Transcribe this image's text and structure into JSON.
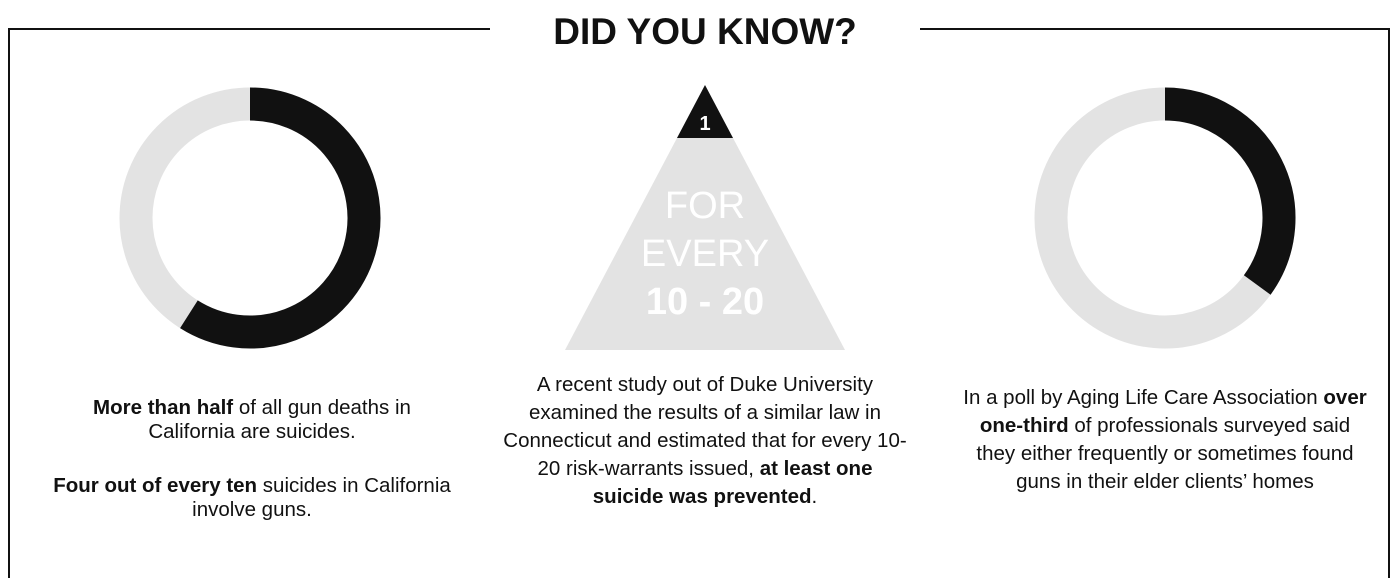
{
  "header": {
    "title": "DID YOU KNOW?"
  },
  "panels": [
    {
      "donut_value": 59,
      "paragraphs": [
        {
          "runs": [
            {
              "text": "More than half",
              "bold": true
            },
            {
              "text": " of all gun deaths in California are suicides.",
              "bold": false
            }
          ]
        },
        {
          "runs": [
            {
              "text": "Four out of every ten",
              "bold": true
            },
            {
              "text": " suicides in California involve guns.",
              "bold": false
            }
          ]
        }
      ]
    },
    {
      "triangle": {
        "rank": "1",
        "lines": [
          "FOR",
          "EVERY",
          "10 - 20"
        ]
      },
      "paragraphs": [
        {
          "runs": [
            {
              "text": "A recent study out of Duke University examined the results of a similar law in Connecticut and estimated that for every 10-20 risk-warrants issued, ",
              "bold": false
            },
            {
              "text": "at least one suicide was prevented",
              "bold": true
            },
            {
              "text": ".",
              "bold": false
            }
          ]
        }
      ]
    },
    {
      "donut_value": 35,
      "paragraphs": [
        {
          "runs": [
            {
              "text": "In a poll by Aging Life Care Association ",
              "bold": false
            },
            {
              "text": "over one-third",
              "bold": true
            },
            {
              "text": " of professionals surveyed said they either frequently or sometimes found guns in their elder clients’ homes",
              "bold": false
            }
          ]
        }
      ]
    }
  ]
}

—————

_GIVEN EXERCISE_
Across the records above, count the lines holding "text" and reply with that number alone.

_ANSWER IN FULL_
11